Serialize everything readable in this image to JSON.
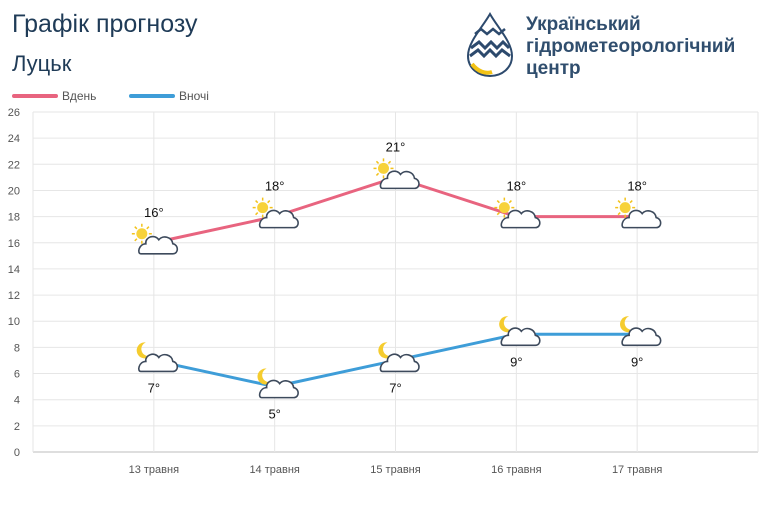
{
  "header": {
    "title": "Графік прогнозу",
    "city": "Луцьк"
  },
  "logo": {
    "line1": "Український",
    "line2": "гідрометеорологічний",
    "line3": "центр",
    "icon": "water-drop-logo-icon",
    "colors": {
      "blue": "#2d4a6d",
      "yellow": "#f3c316"
    }
  },
  "chart_data": {
    "type": "line",
    "categories": [
      "13 травня",
      "14 травня",
      "15 травня",
      "16 травня",
      "17 травня"
    ],
    "ylim": [
      0,
      26
    ],
    "yticks": [
      0,
      2,
      4,
      6,
      8,
      10,
      12,
      14,
      16,
      18,
      20,
      22,
      24,
      26
    ],
    "grid": true,
    "legend": "top-left",
    "series": [
      {
        "name": "Вдень",
        "color": "#e8647f",
        "values": [
          16,
          18,
          21,
          18,
          18
        ],
        "labels": [
          "16°",
          "18°",
          "21°",
          "18°",
          "18°"
        ],
        "label_position": "above",
        "icons": [
          "sun-cloud-icon",
          "sun-cloud-icon",
          "sun-cloud-icon",
          "sun-cloud-icon",
          "sun-cloud-icon"
        ]
      },
      {
        "name": "Вночі",
        "color": "#3e9dd8",
        "values": [
          7,
          5,
          7,
          9,
          9
        ],
        "labels": [
          "7°",
          "5°",
          "7°",
          "9°",
          "9°"
        ],
        "label_position": "below",
        "icons": [
          "moon-cloud-icon",
          "moon-cloud-icon",
          "moon-cloud-icon",
          "moon-cloud-icon",
          "moon-cloud-icon"
        ]
      }
    ]
  }
}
--
**INSTRUCTIONS FOR THE TASK:** From start to finish, output the listing exactly, but omit its pictures.

**ANSWER TO THE PROBLEM:**
Serialize everything readable in this image to JSON.
{
  "header": {
    "title": "Графік прогнозу",
    "city": "Луцьк"
  },
  "logo": {
    "line1": "Український",
    "line2": "гідрометеорологічний",
    "line3": "центр",
    "icon": "water-drop-logo-icon",
    "colors": {
      "blue": "#2d4a6d",
      "yellow": "#f3c316"
    }
  },
  "chart_data": {
    "type": "line",
    "categories": [
      "13 травня",
      "14 травня",
      "15 травня",
      "16 травня",
      "17 травня"
    ],
    "ylim": [
      0,
      26
    ],
    "yticks": [
      0,
      2,
      4,
      6,
      8,
      10,
      12,
      14,
      16,
      18,
      20,
      22,
      24,
      26
    ],
    "grid": true,
    "legend": "top-left",
    "series": [
      {
        "name": "Вдень",
        "color": "#e8647f",
        "values": [
          16,
          18,
          21,
          18,
          18
        ],
        "labels": [
          "16°",
          "18°",
          "21°",
          "18°",
          "18°"
        ],
        "label_position": "above",
        "icons": [
          "sun-cloud-icon",
          "sun-cloud-icon",
          "sun-cloud-icon",
          "sun-cloud-icon",
          "sun-cloud-icon"
        ]
      },
      {
        "name": "Вночі",
        "color": "#3e9dd8",
        "values": [
          7,
          5,
          7,
          9,
          9
        ],
        "labels": [
          "7°",
          "5°",
          "7°",
          "9°",
          "9°"
        ],
        "label_position": "below",
        "icons": [
          "moon-cloud-icon",
          "moon-cloud-icon",
          "moon-cloud-icon",
          "moon-cloud-icon",
          "moon-cloud-icon"
        ]
      }
    ]
  }
}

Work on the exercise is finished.